** Start of SUPPLIED RECORDS **

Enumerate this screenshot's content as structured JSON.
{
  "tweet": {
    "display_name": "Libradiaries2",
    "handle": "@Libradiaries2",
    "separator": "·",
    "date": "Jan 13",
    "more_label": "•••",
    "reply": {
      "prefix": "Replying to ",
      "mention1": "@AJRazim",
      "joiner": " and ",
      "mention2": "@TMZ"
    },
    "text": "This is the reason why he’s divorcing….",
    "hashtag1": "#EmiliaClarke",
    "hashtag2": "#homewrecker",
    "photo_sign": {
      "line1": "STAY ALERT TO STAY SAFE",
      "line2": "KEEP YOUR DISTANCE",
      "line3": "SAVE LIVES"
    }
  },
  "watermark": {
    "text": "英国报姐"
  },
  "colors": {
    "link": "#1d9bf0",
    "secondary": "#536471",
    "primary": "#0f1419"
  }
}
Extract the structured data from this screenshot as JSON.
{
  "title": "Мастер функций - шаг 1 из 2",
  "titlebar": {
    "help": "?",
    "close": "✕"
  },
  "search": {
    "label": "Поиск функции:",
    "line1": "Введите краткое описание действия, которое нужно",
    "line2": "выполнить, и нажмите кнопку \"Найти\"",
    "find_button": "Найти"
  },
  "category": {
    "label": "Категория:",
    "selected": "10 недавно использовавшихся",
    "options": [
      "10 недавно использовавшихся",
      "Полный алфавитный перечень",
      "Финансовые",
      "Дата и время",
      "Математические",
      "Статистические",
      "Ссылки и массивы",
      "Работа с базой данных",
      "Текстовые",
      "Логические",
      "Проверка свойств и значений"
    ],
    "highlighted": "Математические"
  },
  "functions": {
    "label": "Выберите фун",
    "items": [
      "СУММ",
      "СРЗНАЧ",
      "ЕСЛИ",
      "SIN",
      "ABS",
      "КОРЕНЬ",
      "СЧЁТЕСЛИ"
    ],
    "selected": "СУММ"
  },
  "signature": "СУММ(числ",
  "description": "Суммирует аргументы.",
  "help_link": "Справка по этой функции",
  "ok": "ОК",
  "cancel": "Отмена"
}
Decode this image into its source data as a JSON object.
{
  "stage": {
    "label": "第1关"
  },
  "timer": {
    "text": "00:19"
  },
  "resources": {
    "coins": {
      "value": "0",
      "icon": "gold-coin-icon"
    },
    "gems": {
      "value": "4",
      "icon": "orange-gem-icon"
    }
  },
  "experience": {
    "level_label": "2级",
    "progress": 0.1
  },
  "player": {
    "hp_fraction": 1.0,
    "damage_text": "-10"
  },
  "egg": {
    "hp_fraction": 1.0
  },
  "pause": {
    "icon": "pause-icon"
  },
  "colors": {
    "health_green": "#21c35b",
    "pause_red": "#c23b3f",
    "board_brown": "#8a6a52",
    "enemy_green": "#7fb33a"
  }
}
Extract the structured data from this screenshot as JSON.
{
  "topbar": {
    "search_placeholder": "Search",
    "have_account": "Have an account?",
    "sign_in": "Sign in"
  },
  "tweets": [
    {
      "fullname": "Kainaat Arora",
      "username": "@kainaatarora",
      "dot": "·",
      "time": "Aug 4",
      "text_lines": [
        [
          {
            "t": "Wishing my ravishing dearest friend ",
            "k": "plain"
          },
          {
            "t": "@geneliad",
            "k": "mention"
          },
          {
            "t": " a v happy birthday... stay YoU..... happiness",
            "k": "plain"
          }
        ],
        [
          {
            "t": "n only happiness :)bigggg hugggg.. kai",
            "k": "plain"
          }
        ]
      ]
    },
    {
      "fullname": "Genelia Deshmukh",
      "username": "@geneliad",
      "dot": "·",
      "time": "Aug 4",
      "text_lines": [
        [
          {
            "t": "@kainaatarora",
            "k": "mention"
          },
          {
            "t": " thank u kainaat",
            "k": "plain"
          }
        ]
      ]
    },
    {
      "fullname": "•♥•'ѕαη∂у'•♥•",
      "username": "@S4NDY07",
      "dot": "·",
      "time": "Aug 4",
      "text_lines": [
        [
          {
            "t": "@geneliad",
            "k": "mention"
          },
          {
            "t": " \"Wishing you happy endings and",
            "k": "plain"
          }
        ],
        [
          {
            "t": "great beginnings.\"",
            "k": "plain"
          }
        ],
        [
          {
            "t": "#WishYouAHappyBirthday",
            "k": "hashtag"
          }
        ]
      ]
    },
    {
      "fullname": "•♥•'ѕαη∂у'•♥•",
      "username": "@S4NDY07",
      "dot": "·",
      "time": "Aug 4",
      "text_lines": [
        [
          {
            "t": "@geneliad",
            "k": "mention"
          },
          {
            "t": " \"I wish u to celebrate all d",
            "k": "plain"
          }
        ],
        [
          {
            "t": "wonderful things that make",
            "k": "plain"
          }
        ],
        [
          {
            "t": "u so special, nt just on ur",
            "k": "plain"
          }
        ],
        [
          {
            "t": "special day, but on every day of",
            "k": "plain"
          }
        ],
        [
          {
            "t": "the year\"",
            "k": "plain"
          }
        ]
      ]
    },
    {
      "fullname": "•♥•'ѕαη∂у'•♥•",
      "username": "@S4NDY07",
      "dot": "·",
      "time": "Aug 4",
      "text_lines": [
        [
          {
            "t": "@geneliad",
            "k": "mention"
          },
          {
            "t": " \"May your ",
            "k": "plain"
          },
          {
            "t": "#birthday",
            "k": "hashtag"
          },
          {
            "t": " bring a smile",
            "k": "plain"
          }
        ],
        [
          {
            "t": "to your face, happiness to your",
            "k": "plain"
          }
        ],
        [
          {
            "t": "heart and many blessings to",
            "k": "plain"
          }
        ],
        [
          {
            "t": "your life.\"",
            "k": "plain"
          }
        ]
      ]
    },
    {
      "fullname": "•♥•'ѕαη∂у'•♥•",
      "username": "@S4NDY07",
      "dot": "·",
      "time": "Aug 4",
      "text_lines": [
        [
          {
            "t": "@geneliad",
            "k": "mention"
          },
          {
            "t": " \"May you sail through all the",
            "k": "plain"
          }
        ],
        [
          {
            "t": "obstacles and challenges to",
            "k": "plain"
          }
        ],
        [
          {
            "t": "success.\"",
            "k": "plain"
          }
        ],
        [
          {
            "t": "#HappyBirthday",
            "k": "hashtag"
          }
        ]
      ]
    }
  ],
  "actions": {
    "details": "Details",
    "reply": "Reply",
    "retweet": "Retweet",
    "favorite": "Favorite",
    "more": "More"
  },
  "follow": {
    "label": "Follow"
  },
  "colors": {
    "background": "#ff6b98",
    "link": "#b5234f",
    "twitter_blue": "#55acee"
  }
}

** End of SUPPLIED RECORDS **

◆ WRITTEN INSTRUCTION:
The entries above should be repeated exactly, every one of them.

◆ CORRECT OUTPUT:
Enumerate this screenshot's content as structured JSON.
{
  "tweet": {
    "display_name": "Libradiaries2",
    "handle": "@Libradiaries2",
    "separator": "·",
    "date": "Jan 13",
    "more_label": "•••",
    "reply": {
      "prefix": "Replying to ",
      "mention1": "@AJRazim",
      "joiner": " and ",
      "mention2": "@TMZ"
    },
    "text": "This is the reason why he’s divorcing….",
    "hashtag1": "#EmiliaClarke",
    "hashtag2": "#homewrecker",
    "photo_sign": {
      "line1": "STAY ALERT TO STAY SAFE",
      "line2": "KEEP YOUR DISTANCE",
      "line3": "SAVE LIVES"
    }
  },
  "watermark": {
    "text": "英国报姐"
  },
  "colors": {
    "link": "#1d9bf0",
    "secondary": "#536471",
    "primary": "#0f1419"
  }
}
Extract the structured data from this screenshot as JSON.
{
  "title": "Мастер функций - шаг 1 из 2",
  "titlebar": {
    "help": "?",
    "close": "✕"
  },
  "search": {
    "label": "Поиск функции:",
    "line1": "Введите краткое описание действия, которое нужно",
    "line2": "выполнить, и нажмите кнопку \"Найти\"",
    "find_button": "Найти"
  },
  "category": {
    "label": "Категория:",
    "selected": "10 недавно использовавшихся",
    "options": [
      "10 недавно использовавшихся",
      "Полный алфавитный перечень",
      "Финансовые",
      "Дата и время",
      "Математические",
      "Статистические",
      "Ссылки и массивы",
      "Работа с базой данных",
      "Текстовые",
      "Логические",
      "Проверка свойств и значений"
    ],
    "highlighted": "Математические"
  },
  "functions": {
    "label": "Выберите фун",
    "items": [
      "СУММ",
      "СРЗНАЧ",
      "ЕСЛИ",
      "SIN",
      "ABS",
      "КОРЕНЬ",
      "СЧЁТЕСЛИ"
    ],
    "selected": "СУММ"
  },
  "signature": "СУММ(числ",
  "description": "Суммирует аргументы.",
  "help_link": "Справка по этой функции",
  "ok": "ОК",
  "cancel": "Отмена"
}
Decode this image into its source data as a JSON object.
{
  "stage": {
    "label": "第1关"
  },
  "timer": {
    "text": "00:19"
  },
  "resources": {
    "coins": {
      "value": "0",
      "icon": "gold-coin-icon"
    },
    "gems": {
      "value": "4",
      "icon": "orange-gem-icon"
    }
  },
  "experience": {
    "level_label": "2级",
    "progress": 0.1
  },
  "player": {
    "hp_fraction": 1.0,
    "damage_text": "-10"
  },
  "egg": {
    "hp_fraction": 1.0
  },
  "pause": {
    "icon": "pause-icon"
  },
  "colors": {
    "health_green": "#21c35b",
    "pause_red": "#c23b3f",
    "board_brown": "#8a6a52",
    "enemy_green": "#7fb33a"
  }
}
Extract the structured data from this screenshot as JSON.
{
  "topbar": {
    "search_placeholder": "Search",
    "have_account": "Have an account?",
    "sign_in": "Sign in"
  },
  "tweets": [
    {
      "fullname": "Kainaat Arora",
      "username": "@kainaatarora",
      "dot": "·",
      "time": "Aug 4",
      "text_lines": [
        [
          {
            "t": "Wishing my ravishing dearest friend ",
            "k": "plain"
          },
          {
            "t": "@geneliad",
            "k": "mention"
          },
          {
            "t": " a v happy birthday... stay YoU..... happiness",
            "k": "plain"
          }
        ],
        [
          {
            "t": "n only happiness :)bigggg hugggg.. kai",
            "k": "plain"
          }
        ]
      ]
    },
    {
      "fullname": "Genelia Deshmukh",
      "username": "@geneliad",
      "dot": "·",
      "time": "Aug 4",
      "text_lines": [
        [
          {
            "t": "@kainaatarora",
            "k": "mention"
          },
          {
            "t": " thank u kainaat",
            "k": "plain"
          }
        ]
      ]
    },
    {
      "fullname": "•♥•'ѕαη∂у'•♥•",
      "username": "@S4NDY07",
      "dot": "·",
      "time": "Aug 4",
      "text_lines": [
        [
          {
            "t": "@geneliad",
            "k": "mention"
          },
          {
            "t": " \"Wishing you happy endings and",
            "k": "plain"
          }
        ],
        [
          {
            "t": "great beginnings.\"",
            "k": "plain"
          }
        ],
        [
          {
            "t": "#WishYouAHappyBirthday",
            "k": "hashtag"
          }
        ]
      ]
    },
    {
      "fullname": "•♥•'ѕαη∂у'•♥•",
      "username": "@S4NDY07",
      "dot": "·",
      "time": "Aug 4",
      "text_lines": [
        [
          {
            "t": "@geneliad",
            "k": "mention"
          },
          {
            "t": " \"I wish u to celebrate all d",
            "k": "plain"
          }
        ],
        [
          {
            "t": "wonderful things that make",
            "k": "plain"
          }
        ],
        [
          {
            "t": "u so special, nt just on ur",
            "k": "plain"
          }
        ],
        [
          {
            "t": "special day, but on every day of",
            "k": "plain"
          }
        ],
        [
          {
            "t": "the year\"",
            "k": "plain"
          }
        ]
      ]
    },
    {
      "fullname": "•♥•'ѕαη∂у'•♥•",
      "username": "@S4NDY07",
      "dot": "·",
      "time": "Aug 4",
      "text_lines": [
        [
          {
            "t": "@geneliad",
            "k": "mention"
          },
          {
            "t": " \"May your ",
            "k": "plain"
          },
          {
            "t": "#birthday",
            "k": "hashtag"
          },
          {
            "t": " bring a smile",
            "k": "plain"
          }
        ],
        [
          {
            "t": "to your face, happiness to your",
            "k": "plain"
          }
        ],
        [
          {
            "t": "heart and many blessings to",
            "k": "plain"
          }
        ],
        [
          {
            "t": "your life.\"",
            "k": "plain"
          }
        ]
      ]
    },
    {
      "fullname": "•♥•'ѕαη∂у'•♥•",
      "username": "@S4NDY07",
      "dot": "·",
      "time": "Aug 4",
      "text_lines": [
        [
          {
            "t": "@geneliad",
            "k": "mention"
          },
          {
            "t": " \"May you sail through all the",
            "k": "plain"
          }
        ],
        [
          {
            "t": "obstacles and challenges to",
            "k": "plain"
          }
        ],
        [
          {
            "t": "success.\"",
            "k": "plain"
          }
        ],
        [
          {
            "t": "#HappyBirthday",
            "k": "hashtag"
          }
        ]
      ]
    }
  ],
  "actions": {
    "details": "Details",
    "reply": "Reply",
    "retweet": "Retweet",
    "favorite": "Favorite",
    "more": "More"
  },
  "follow": {
    "label": "Follow"
  },
  "colors": {
    "background": "#ff6b98",
    "link": "#b5234f",
    "twitter_blue": "#55acee"
  }
}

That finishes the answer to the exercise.